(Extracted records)
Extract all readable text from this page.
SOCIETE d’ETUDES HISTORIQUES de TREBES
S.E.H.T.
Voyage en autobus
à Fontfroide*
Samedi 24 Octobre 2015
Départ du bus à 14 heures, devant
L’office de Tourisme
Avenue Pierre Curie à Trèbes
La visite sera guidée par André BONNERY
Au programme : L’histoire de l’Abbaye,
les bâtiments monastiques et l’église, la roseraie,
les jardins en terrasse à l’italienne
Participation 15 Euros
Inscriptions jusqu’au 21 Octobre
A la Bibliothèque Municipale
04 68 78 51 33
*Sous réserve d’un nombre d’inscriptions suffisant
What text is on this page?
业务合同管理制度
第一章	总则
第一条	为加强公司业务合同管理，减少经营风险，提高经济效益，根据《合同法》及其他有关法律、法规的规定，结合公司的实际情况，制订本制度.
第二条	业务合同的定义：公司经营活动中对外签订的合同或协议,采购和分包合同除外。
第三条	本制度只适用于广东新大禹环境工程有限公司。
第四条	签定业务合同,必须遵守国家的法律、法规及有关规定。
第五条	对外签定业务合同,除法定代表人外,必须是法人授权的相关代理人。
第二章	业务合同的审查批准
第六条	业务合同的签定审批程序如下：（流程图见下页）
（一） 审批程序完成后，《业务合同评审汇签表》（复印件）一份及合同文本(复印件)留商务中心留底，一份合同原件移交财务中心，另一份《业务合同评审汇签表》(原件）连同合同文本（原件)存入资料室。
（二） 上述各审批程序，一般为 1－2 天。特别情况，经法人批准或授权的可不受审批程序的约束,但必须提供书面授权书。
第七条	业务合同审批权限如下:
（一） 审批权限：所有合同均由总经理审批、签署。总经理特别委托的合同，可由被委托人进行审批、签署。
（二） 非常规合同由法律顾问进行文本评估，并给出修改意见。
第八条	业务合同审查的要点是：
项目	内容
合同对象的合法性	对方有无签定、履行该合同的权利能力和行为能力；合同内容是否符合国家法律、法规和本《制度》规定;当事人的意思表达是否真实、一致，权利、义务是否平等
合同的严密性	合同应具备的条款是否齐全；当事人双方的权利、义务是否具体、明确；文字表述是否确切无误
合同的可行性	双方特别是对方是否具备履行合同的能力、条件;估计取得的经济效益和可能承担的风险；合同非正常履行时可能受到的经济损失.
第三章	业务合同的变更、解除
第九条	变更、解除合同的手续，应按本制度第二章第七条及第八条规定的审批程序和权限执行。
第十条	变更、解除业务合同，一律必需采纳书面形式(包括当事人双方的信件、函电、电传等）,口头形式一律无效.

## Stated task
Copy each line holding the word "Octobre" from the listing above.

## Solution for this exercise
Samedi 24 Octobre 2015
Inscriptions jusqu’au 21 Octobre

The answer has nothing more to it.